[Records from a collection of figures]
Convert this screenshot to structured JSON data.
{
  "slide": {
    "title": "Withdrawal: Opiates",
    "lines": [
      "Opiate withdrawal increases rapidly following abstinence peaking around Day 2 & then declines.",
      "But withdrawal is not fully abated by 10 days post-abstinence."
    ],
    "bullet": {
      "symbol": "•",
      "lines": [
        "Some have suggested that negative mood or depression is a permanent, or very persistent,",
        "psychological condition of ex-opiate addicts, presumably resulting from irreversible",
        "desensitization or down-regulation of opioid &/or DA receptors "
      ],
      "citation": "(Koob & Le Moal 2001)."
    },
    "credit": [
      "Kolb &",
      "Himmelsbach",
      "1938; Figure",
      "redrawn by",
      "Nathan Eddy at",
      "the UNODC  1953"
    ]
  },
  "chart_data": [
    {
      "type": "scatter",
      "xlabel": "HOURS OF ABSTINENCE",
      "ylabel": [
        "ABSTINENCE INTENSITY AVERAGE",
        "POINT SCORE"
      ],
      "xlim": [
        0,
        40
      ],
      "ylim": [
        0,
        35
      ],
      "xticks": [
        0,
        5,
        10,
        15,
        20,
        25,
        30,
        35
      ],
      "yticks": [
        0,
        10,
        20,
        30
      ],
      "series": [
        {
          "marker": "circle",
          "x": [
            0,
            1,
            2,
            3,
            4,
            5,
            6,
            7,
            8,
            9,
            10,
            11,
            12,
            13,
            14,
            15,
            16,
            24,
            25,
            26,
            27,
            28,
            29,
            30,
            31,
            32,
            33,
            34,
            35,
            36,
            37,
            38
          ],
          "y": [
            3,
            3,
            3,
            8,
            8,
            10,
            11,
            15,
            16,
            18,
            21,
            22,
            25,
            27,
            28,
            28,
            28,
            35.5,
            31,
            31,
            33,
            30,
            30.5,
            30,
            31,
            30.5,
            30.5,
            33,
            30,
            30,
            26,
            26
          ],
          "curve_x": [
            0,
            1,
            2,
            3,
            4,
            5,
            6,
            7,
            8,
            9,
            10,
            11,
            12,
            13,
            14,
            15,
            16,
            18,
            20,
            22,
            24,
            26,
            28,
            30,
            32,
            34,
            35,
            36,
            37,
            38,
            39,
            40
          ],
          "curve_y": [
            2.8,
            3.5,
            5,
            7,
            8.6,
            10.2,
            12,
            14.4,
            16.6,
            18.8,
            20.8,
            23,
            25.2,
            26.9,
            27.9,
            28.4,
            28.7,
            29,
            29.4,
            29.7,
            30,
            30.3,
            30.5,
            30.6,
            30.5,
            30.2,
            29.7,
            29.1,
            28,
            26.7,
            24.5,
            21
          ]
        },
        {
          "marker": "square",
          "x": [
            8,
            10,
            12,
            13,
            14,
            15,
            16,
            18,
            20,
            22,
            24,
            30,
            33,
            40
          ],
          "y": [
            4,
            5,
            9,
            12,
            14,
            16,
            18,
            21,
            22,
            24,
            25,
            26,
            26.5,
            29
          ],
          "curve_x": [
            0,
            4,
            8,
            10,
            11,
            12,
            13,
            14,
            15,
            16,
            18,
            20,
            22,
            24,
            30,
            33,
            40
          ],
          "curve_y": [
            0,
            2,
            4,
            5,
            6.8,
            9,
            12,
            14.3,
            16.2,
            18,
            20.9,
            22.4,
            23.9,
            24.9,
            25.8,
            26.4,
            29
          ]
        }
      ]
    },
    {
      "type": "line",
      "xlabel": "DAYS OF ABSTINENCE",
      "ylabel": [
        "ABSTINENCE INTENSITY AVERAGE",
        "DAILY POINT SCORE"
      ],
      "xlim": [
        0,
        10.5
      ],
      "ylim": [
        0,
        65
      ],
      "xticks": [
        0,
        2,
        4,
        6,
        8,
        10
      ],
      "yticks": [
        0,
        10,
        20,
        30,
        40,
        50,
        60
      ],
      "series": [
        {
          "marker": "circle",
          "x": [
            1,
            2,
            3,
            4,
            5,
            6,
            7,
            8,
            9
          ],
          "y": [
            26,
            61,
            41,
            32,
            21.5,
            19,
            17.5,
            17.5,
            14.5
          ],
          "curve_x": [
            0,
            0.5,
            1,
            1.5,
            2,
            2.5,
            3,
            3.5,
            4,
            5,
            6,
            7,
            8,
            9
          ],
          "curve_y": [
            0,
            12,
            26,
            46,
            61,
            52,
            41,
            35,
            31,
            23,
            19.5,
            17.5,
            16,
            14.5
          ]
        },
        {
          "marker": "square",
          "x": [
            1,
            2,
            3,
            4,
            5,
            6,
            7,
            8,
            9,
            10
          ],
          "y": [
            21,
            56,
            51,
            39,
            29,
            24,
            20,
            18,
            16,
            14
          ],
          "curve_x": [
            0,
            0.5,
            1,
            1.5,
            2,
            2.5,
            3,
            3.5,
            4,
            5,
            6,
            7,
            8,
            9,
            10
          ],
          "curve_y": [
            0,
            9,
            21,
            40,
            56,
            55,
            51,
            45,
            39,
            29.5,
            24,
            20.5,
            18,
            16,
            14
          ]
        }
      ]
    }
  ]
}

[EXERCISE INSTRUCTIONS]: Your task is to retype all the records above with nothing left out.

[TASK RESPONSE]:
Convert this screenshot to structured JSON data.
{
  "slide": {
    "title": "Withdrawal: Opiates",
    "lines": [
      "Opiate withdrawal increases rapidly following abstinence peaking around Day 2 & then declines.",
      "But withdrawal is not fully abated by 10 days post-abstinence."
    ],
    "bullet": {
      "symbol": "•",
      "lines": [
        "Some have suggested that negative mood or depression is a permanent, or very persistent,",
        "psychological condition of ex-opiate addicts, presumably resulting from irreversible",
        "desensitization or down-regulation of opioid &/or DA receptors "
      ],
      "citation": "(Koob & Le Moal 2001)."
    },
    "credit": [
      "Kolb &",
      "Himmelsbach",
      "1938; Figure",
      "redrawn by",
      "Nathan Eddy at",
      "the UNODC  1953"
    ]
  },
  "chart_data": [
    {
      "type": "scatter",
      "xlabel": "HOURS OF ABSTINENCE",
      "ylabel": [
        "ABSTINENCE INTENSITY AVERAGE",
        "POINT SCORE"
      ],
      "xlim": [
        0,
        40
      ],
      "ylim": [
        0,
        35
      ],
      "xticks": [
        0,
        5,
        10,
        15,
        20,
        25,
        30,
        35
      ],
      "yticks": [
        0,
        10,
        20,
        30
      ],
      "series": [
        {
          "marker": "circle",
          "x": [
            0,
            1,
            2,
            3,
            4,
            5,
            6,
            7,
            8,
            9,
            10,
            11,
            12,
            13,
            14,
            15,
            16,
            24,
            25,
            26,
            27,
            28,
            29,
            30,
            31,
            32,
            33,
            34,
            35,
            36,
            37,
            38
          ],
          "y": [
            3,
            3,
            3,
            8,
            8,
            10,
            11,
            15,
            16,
            18,
            21,
            22,
            25,
            27,
            28,
            28,
            28,
            35.5,
            31,
            31,
            33,
            30,
            30.5,
            30,
            31,
            30.5,
            30.5,
            33,
            30,
            30,
            26,
            26
          ],
          "curve_x": [
            0,
            1,
            2,
            3,
            4,
            5,
            6,
            7,
            8,
            9,
            10,
            11,
            12,
            13,
            14,
            15,
            16,
            18,
            20,
            22,
            24,
            26,
            28,
            30,
            32,
            34,
            35,
            36,
            37,
            38,
            39,
            40
          ],
          "curve_y": [
            2.8,
            3.5,
            5,
            7,
            8.6,
            10.2,
            12,
            14.4,
            16.6,
            18.8,
            20.8,
            23,
            25.2,
            26.9,
            27.9,
            28.4,
            28.7,
            29,
            29.4,
            29.7,
            30,
            30.3,
            30.5,
            30.6,
            30.5,
            30.2,
            29.7,
            29.1,
            28,
            26.7,
            24.5,
            21
          ]
        },
        {
          "marker": "square",
          "x": [
            8,
            10,
            12,
            13,
            14,
            15,
            16,
            18,
            20,
            22,
            24,
            30,
            33,
            40
          ],
          "y": [
            4,
            5,
            9,
            12,
            14,
            16,
            18,
            21,
            22,
            24,
            25,
            26,
            26.5,
            29
          ],
          "curve_x": [
            0,
            4,
            8,
            10,
            11,
            12,
            13,
            14,
            15,
            16,
            18,
            20,
            22,
            24,
            30,
            33,
            40
          ],
          "curve_y": [
            0,
            2,
            4,
            5,
            6.8,
            9,
            12,
            14.3,
            16.2,
            18,
            20.9,
            22.4,
            23.9,
            24.9,
            25.8,
            26.4,
            29
          ]
        }
      ]
    },
    {
      "type": "line",
      "xlabel": "DAYS OF ABSTINENCE",
      "ylabel": [
        "ABSTINENCE INTENSITY AVERAGE",
        "DAILY POINT SCORE"
      ],
      "xlim": [
        0,
        10.5
      ],
      "ylim": [
        0,
        65
      ],
      "xticks": [
        0,
        2,
        4,
        6,
        8,
        10
      ],
      "yticks": [
        0,
        10,
        20,
        30,
        40,
        50,
        60
      ],
      "series": [
        {
          "marker": "circle",
          "x": [
            1,
            2,
            3,
            4,
            5,
            6,
            7,
            8,
            9
          ],
          "y": [
            26,
            61,
            41,
            32,
            21.5,
            19,
            17.5,
            17.5,
            14.5
          ],
          "curve_x": [
            0,
            0.5,
            1,
            1.5,
            2,
            2.5,
            3,
            3.5,
            4,
            5,
            6,
            7,
            8,
            9
          ],
          "curve_y": [
            0,
            12,
            26,
            46,
            61,
            52,
            41,
            35,
            31,
            23,
            19.5,
            17.5,
            16,
            14.5
          ]
        },
        {
          "marker": "square",
          "x": [
            1,
            2,
            3,
            4,
            5,
            6,
            7,
            8,
            9,
            10
          ],
          "y": [
            21,
            56,
            51,
            39,
            29,
            24,
            20,
            18,
            16,
            14
          ],
          "curve_x": [
            0,
            0.5,
            1,
            1.5,
            2,
            2.5,
            3,
            3.5,
            4,
            5,
            6,
            7,
            8,
            9,
            10
          ],
          "curve_y": [
            0,
            9,
            21,
            40,
            56,
            55,
            51,
            45,
            39,
            29.5,
            24,
            20.5,
            18,
            16,
            14
          ]
        }
      ]
    }
  ]
}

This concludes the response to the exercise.